BRIEF 1: List every distinct Greek letter used in the question below about the definition of manifolds.
BRIEF 2: Pick up the question below about the definition of manifolds after its last sentence and keep writing it.

EXCERPTED PASSAGE:
_ _ _ _

# Doubt in the definition of manifolds?

Let $$M$$ be a Hausdorff space. Assume that there exists an open covering $$\{U_{\alpha} : \alpha \in A\}$$ of $$M$$ and homeomorphisms $$\varphi_{\alpha}$$, from $$U_{\alpha}$$ onto an open subset $$\varphi_{\alpha}(U_{\alpha})$$ of $$\mathbb{R}^m(\alpha)$$ with $$m(\alpha)$$ a nonnegative integer.

There exists $$k \in \mathbb{N} \cup \infty$$ such that whenever for $$\alpha,\beta \in A$$ we have then the map $$U_{\alpha} \cap U_{\beta} \ne \phi$$ then the map: $$\varphi_{\alpha} \circ \varphi_{\beta}^{-1}:\varphi_{\beta}(U_{\alpha} \cap U_{\beta}) \to \varphi_{\alpha}(U_{\alpha} \cap U_{\beta})$$ is $$C^k$$.

_ _ _ _

INFORMATION SUPPLIED:
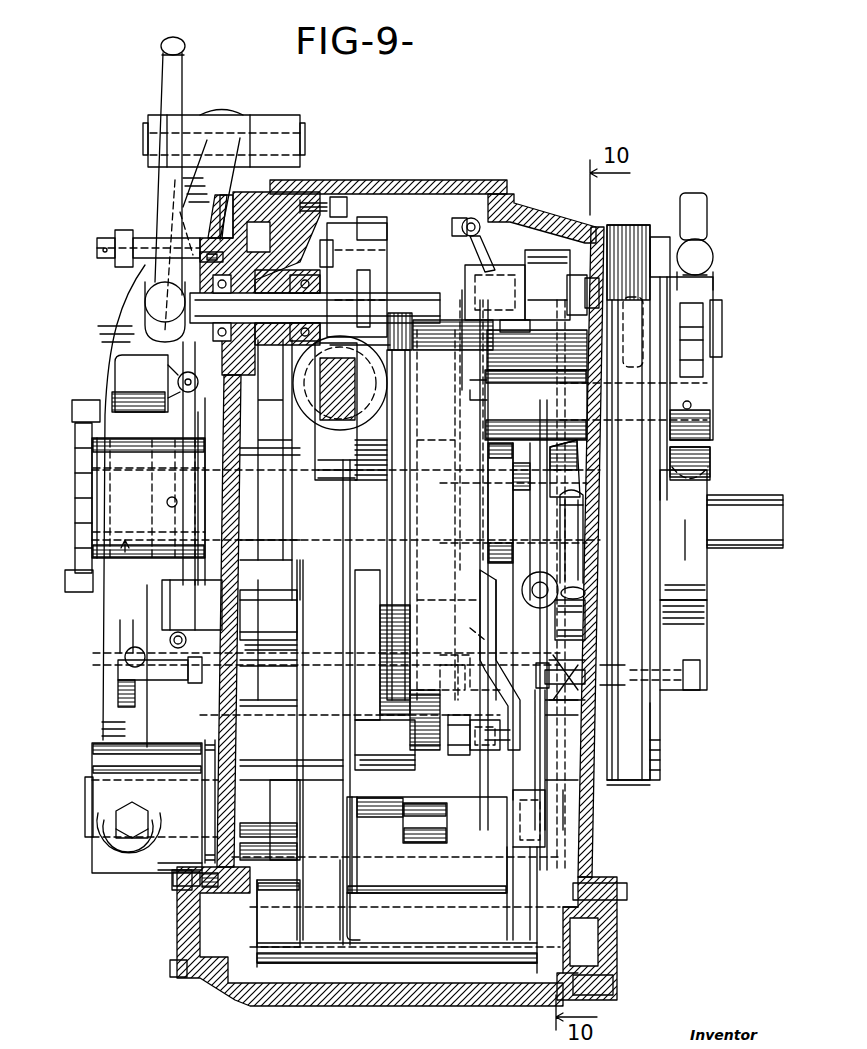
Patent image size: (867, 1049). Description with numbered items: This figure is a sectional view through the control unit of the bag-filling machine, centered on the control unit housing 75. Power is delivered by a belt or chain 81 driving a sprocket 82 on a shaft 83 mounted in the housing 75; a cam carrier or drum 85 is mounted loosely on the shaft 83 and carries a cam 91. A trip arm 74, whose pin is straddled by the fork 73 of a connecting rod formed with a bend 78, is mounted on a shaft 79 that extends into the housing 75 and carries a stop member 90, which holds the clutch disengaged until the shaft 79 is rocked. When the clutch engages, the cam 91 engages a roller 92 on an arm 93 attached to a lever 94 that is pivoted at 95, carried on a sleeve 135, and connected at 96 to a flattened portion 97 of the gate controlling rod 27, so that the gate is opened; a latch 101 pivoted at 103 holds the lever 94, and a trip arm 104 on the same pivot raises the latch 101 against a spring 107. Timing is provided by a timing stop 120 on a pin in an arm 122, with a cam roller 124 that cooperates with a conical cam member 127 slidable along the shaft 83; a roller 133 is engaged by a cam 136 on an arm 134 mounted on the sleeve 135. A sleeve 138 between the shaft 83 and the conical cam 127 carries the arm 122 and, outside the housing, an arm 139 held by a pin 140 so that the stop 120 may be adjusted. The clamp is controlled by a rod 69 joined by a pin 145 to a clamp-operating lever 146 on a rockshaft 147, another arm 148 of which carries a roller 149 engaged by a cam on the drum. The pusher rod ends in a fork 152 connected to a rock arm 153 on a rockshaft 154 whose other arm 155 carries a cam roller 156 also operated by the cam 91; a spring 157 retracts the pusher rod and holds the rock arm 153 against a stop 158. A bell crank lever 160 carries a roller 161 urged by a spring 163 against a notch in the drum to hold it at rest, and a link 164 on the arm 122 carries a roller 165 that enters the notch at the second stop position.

_ _ _ _

WRITTEN REPLY 1: α (alpha), β (beta), φ (phi)

WRITTEN REPLY 2:
The intuition of the definition behind the manifold is that it behaves locally as a subset of $$\mathbb{R}^n$$ ( there exists a homeomorphism between $$U_p$$ a neihbourhood of all possible points $$p \in M$$ such that $$\varphi(U_p)$$ is a subset of $$\mathbb{R}^n$$) such that any function $$f:U \to \mathbb{R}$$ is $$C^k$$ [($$f \circ \varphi^{-1}):\varphi(U) \to \mathbb{R}$$ is $$C^k$$($$k$$ times differentiable)].

I can understand the first line of the definition but I am stuck with $$\varphi_{\alpha} \circ \varphi_{\beta}^{-1}:\varphi_{\beta}(U_{\alpha} \cap U_{\beta}) \to \varphi_{\alpha}(U_{\alpha} \cap U_{\beta}) is C^k$$ - how is it related?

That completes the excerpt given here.